— start Information provided —

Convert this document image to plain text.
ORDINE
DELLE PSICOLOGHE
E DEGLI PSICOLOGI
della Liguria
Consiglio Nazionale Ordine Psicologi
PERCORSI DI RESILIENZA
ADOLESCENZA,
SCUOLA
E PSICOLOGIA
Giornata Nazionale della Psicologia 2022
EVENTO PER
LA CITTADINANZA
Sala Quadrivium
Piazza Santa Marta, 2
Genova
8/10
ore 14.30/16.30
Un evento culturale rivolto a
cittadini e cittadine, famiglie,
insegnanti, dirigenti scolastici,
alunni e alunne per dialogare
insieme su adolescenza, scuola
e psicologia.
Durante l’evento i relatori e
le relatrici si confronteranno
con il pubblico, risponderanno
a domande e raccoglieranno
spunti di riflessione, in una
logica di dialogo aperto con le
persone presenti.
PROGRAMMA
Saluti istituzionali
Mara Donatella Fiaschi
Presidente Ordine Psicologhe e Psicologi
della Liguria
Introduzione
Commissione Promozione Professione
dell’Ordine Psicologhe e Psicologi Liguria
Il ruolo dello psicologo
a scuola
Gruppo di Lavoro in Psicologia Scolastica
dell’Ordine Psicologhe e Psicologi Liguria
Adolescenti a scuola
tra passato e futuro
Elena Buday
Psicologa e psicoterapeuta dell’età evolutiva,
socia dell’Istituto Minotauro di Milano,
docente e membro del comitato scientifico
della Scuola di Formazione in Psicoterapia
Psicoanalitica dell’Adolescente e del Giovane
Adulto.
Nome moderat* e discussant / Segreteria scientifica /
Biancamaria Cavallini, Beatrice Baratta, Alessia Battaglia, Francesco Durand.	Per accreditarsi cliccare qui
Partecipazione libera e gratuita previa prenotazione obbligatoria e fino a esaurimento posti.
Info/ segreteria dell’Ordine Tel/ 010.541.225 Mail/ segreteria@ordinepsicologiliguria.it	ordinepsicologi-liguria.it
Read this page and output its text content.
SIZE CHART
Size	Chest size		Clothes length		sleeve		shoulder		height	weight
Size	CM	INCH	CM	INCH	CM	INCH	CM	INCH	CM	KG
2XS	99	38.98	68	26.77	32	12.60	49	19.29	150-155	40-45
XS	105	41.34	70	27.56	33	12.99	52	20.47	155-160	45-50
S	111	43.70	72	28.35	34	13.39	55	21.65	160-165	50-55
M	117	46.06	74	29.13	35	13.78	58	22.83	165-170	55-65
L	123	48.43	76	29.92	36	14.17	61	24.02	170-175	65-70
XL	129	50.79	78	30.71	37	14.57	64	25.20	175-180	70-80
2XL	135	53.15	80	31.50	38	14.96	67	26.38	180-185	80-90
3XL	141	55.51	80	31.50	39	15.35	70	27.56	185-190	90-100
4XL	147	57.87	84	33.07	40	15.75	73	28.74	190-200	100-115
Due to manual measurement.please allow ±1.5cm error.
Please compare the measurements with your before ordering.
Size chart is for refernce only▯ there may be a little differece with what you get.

— end Information provided —
— start Information provided —

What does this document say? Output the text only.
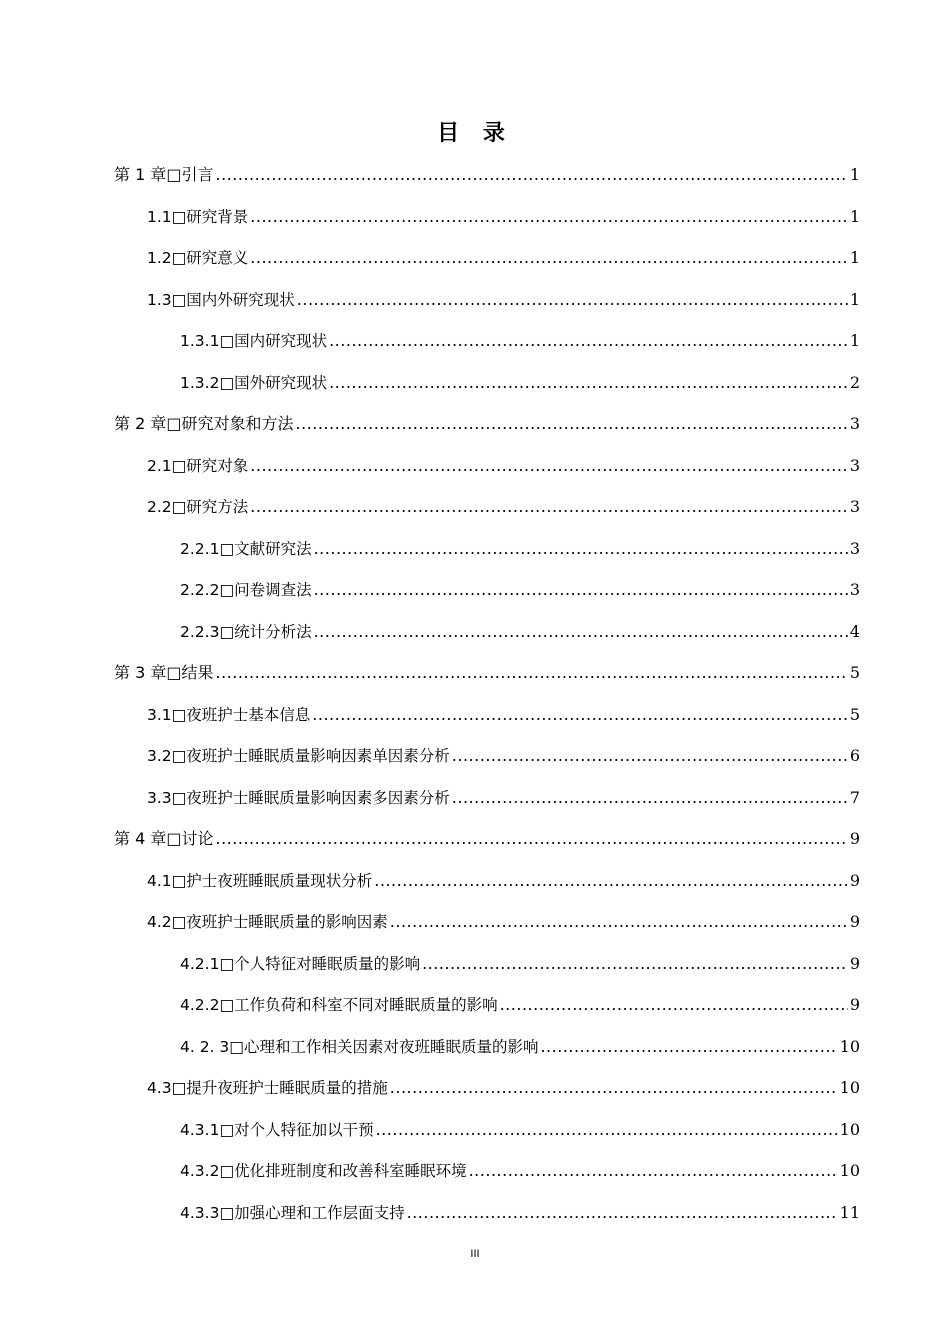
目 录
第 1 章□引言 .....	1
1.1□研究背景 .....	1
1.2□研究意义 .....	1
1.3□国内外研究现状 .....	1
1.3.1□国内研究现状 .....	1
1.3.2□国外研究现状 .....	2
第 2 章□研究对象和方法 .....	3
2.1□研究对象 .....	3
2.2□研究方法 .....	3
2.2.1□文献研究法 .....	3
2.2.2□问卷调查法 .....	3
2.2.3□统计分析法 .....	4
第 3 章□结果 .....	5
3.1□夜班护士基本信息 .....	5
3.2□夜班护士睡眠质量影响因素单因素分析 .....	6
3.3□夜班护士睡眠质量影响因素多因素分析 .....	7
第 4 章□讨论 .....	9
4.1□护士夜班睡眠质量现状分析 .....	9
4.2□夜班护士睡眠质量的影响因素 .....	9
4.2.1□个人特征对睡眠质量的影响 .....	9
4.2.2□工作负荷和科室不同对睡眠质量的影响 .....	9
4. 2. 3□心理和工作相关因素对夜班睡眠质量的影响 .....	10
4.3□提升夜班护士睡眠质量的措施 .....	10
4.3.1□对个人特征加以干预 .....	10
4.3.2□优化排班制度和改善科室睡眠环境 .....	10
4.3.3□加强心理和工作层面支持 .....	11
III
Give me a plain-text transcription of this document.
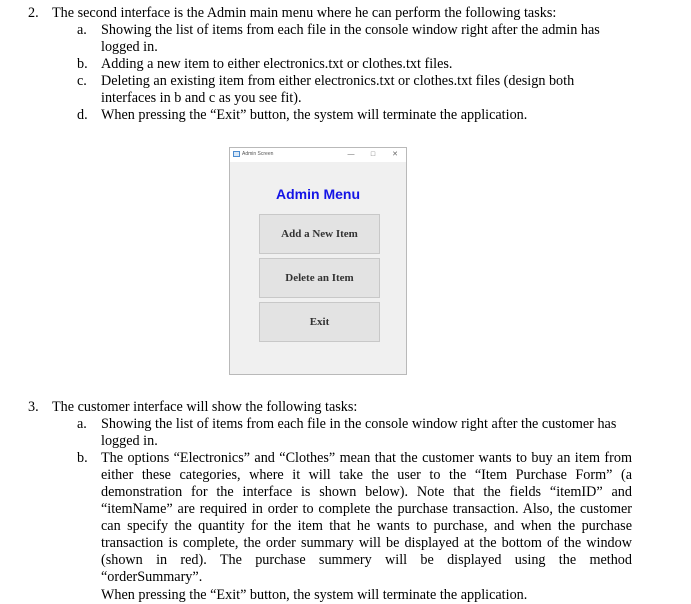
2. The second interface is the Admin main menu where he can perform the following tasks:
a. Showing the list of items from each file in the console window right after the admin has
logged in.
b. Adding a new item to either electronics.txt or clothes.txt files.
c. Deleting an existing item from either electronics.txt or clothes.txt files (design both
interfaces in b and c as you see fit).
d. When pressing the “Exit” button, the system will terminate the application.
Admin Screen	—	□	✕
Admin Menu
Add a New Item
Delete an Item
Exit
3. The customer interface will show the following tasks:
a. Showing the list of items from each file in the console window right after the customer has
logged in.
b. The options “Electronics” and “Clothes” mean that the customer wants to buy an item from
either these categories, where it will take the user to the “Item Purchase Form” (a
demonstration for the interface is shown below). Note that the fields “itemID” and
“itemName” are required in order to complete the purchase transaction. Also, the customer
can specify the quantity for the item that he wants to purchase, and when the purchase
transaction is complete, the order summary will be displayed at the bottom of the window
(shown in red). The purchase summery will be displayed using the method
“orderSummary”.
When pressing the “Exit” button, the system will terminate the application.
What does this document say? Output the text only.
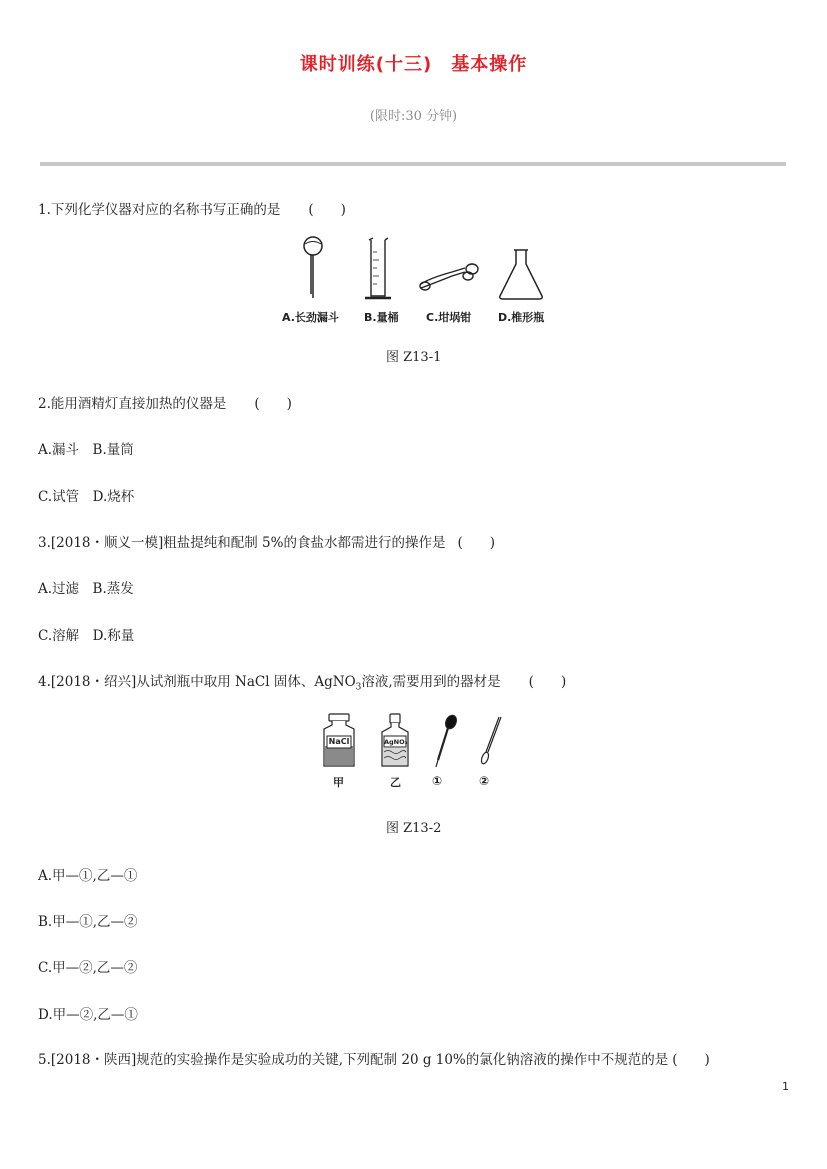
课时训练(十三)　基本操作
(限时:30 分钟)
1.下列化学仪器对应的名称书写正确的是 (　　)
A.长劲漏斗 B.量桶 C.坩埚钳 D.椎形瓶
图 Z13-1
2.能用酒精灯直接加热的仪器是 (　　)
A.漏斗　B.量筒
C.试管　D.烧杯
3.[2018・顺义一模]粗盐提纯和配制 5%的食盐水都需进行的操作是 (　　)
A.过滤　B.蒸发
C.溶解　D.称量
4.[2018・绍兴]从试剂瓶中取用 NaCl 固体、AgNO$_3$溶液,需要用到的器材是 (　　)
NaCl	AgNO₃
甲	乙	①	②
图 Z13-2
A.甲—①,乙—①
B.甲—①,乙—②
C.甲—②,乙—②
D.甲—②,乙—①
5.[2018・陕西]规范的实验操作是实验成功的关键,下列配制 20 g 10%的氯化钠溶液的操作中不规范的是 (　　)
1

— end Information provided —

#### What you should do
Return every line containing "after".

#### Response
a. Showing the list of items from each file in the console window right after the admin has
a. Showing the list of items from each file in the console window right after the customer has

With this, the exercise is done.